# [Exercise aim]
Reproduce the material word for word, starting at its first line and continuing through the line containing "staticText: Login Name xyxy=(30,333,121,352)", with that line included.

(Dataset entries)
====================
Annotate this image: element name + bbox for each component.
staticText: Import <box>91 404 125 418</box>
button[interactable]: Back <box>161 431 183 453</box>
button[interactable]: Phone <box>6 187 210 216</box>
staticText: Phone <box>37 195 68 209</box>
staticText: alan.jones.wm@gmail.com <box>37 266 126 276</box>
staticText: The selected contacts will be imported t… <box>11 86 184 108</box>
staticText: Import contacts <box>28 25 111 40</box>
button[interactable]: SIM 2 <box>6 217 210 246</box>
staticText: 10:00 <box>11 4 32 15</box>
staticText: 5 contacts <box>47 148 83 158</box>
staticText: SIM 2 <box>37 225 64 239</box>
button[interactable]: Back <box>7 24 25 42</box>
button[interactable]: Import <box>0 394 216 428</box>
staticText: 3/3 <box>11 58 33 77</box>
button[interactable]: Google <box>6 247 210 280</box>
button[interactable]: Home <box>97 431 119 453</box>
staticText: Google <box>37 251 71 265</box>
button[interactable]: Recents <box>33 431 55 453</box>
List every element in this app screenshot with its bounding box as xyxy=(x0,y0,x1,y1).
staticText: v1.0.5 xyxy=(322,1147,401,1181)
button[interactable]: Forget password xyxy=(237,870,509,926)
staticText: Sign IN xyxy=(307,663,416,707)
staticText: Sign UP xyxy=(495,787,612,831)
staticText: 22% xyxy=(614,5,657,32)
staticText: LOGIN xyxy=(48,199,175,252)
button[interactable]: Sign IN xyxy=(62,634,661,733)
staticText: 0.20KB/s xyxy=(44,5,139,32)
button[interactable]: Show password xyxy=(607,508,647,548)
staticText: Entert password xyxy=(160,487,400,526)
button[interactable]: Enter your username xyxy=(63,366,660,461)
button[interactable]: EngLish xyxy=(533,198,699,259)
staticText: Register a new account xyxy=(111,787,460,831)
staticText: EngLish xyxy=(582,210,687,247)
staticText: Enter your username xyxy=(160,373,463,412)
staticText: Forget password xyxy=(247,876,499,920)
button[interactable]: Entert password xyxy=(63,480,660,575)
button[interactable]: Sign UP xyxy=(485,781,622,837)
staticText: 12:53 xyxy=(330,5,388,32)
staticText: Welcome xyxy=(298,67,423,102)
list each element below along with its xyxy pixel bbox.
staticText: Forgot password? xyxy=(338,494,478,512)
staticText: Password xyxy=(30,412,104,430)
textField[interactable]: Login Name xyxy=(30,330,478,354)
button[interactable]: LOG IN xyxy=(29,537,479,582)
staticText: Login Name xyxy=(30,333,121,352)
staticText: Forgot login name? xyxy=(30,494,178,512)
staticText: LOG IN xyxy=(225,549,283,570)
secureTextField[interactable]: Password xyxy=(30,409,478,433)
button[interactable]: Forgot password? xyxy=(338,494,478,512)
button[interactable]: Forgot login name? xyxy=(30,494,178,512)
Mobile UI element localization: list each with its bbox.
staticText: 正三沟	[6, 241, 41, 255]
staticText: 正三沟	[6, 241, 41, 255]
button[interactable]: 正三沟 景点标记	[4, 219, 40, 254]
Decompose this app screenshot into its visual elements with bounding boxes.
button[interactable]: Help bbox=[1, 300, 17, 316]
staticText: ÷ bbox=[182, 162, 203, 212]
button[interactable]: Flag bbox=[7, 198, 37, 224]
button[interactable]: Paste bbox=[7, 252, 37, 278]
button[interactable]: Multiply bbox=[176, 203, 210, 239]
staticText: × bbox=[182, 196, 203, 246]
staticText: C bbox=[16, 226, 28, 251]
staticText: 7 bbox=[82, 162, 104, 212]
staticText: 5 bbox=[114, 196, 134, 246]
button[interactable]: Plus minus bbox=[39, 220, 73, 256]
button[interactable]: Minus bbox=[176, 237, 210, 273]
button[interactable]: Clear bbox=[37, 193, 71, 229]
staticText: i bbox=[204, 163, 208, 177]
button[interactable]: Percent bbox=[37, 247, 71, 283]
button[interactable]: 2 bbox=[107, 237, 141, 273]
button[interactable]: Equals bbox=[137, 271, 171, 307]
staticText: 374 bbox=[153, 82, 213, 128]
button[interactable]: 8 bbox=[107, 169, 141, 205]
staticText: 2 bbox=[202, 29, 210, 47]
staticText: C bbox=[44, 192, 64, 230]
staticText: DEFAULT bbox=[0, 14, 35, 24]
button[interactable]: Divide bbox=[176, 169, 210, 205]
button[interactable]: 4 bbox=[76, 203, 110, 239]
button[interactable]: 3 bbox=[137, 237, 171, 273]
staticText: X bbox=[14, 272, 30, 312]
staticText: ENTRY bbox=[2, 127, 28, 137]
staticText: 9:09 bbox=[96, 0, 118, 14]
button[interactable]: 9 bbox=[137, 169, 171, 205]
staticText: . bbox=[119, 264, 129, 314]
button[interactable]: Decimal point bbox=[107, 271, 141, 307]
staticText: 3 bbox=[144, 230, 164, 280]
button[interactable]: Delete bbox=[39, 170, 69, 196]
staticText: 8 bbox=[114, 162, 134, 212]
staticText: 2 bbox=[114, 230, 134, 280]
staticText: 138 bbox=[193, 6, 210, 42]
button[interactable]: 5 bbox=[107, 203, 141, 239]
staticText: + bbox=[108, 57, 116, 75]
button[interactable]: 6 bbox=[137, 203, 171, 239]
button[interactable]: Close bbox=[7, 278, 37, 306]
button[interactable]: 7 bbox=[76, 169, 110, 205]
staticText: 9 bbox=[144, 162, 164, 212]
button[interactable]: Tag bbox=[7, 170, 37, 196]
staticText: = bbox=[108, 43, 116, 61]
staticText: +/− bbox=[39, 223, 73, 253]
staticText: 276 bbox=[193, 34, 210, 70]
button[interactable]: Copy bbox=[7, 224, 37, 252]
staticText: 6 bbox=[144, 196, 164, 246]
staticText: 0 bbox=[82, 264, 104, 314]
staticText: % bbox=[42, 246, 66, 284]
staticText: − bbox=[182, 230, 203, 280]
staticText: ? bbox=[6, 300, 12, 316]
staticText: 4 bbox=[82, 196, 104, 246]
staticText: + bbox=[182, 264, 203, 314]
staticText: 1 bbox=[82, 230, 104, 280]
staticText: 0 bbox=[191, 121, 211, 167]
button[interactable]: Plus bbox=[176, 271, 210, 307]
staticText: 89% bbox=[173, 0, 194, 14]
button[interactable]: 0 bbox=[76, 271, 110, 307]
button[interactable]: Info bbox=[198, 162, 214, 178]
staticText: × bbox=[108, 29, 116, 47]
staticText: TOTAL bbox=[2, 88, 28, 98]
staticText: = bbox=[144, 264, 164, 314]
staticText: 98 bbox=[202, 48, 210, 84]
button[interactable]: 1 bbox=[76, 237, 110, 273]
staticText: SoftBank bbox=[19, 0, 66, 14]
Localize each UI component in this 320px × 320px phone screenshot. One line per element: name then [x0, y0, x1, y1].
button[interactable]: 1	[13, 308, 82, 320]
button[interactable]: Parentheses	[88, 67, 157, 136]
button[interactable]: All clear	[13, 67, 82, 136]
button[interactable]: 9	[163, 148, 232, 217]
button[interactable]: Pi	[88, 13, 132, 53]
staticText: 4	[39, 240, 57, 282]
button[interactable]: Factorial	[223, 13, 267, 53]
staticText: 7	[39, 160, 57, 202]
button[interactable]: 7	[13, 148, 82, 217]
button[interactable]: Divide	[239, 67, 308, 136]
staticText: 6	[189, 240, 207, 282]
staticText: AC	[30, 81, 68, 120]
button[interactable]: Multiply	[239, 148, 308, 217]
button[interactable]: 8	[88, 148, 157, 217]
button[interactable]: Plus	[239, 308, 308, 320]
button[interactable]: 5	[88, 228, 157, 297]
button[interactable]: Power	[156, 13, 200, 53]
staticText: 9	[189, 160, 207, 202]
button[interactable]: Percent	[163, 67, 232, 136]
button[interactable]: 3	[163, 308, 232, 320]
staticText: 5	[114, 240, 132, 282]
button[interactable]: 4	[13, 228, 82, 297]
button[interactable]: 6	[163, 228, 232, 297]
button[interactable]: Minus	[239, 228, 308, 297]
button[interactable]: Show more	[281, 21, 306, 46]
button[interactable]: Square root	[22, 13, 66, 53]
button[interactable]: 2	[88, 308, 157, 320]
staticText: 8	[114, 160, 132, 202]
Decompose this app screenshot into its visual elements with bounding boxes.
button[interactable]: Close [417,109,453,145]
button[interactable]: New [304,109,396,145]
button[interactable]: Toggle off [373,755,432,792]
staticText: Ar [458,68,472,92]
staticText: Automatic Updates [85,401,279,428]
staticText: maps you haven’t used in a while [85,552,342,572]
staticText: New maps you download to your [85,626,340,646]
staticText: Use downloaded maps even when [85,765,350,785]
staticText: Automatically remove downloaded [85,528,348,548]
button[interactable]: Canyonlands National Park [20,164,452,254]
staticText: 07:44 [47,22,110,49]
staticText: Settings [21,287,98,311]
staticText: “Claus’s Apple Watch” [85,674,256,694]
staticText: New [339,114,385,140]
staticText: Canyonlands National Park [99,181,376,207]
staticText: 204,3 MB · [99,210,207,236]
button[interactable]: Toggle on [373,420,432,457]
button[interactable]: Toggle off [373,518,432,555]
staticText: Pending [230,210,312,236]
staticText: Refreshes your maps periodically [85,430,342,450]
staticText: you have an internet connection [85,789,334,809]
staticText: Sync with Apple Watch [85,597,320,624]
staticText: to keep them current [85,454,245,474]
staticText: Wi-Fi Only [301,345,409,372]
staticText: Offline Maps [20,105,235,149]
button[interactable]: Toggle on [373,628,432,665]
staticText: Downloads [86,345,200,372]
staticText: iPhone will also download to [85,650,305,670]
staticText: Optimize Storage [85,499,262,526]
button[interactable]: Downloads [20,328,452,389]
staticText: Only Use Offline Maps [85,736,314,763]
====================
# [Finished exercise]
Annotate this image: element name + bbox for each component.
staticText: Import <box>91 404 125 418</box>
button[interactable]: Back <box>161 431 183 453</box>
button[interactable]: Phone <box>6 187 210 216</box>
staticText: Phone <box>37 195 68 209</box>
staticText: alan.jones.wm@gmail.com <box>37 266 126 276</box>
staticText: The selected contacts will be imported t… <box>11 86 184 108</box>
staticText: Import contacts <box>28 25 111 40</box>
button[interactable]: SIM 2 <box>6 217 210 246</box>
staticText: 10:00 <box>11 4 32 15</box>
staticText: 5 contacts <box>47 148 83 158</box>
staticText: SIM 2 <box>37 225 64 239</box>
button[interactable]: Back <box>7 24 25 42</box>
button[interactable]: Import <box>0 394 216 428</box>
staticText: 3/3 <box>11 58 33 77</box>
button[interactable]: Google <box>6 247 210 280</box>
button[interactable]: Home <box>97 431 119 453</box>
staticText: Google <box>37 251 71 265</box>
button[interactable]: Recents <box>33 431 55 453</box>
List every element in this app screenshot with its bounding box as xyxy=(x0,y0,x1,y1).
staticText: v1.0.5 xyxy=(322,1147,401,1181)
button[interactable]: Forget password xyxy=(237,870,509,926)
staticText: Sign IN xyxy=(307,663,416,707)
staticText: Sign UP xyxy=(495,787,612,831)
staticText: 22% xyxy=(614,5,657,32)
staticText: LOGIN xyxy=(48,199,175,252)
button[interactable]: Sign IN xyxy=(62,634,661,733)
staticText: 0.20KB/s xyxy=(44,5,139,32)
button[interactable]: Show password xyxy=(607,508,647,548)
staticText: Entert password xyxy=(160,487,400,526)
button[interactable]: Enter your username xyxy=(63,366,660,461)
button[interactable]: EngLish xyxy=(533,198,699,259)
staticText: Register a new account xyxy=(111,787,460,831)
staticText: EngLish xyxy=(582,210,687,247)
staticText: Enter your username xyxy=(160,373,463,412)
staticText: Forget password xyxy=(247,876,499,920)
button[interactable]: Entert password xyxy=(63,480,660,575)
button[interactable]: Sign UP xyxy=(485,781,622,837)
staticText: 12:53 xyxy=(330,5,388,32)
staticText: Welcome xyxy=(298,67,423,102)
list each element below along with its xyxy pixel bbox.
staticText: Forgot password? xyxy=(338,494,478,512)
staticText: Password xyxy=(30,412,104,430)
textField[interactable]: Login Name xyxy=(30,330,478,354)
button[interactable]: LOG IN xyxy=(29,537,479,582)
staticText: Login Name xyxy=(30,333,121,352)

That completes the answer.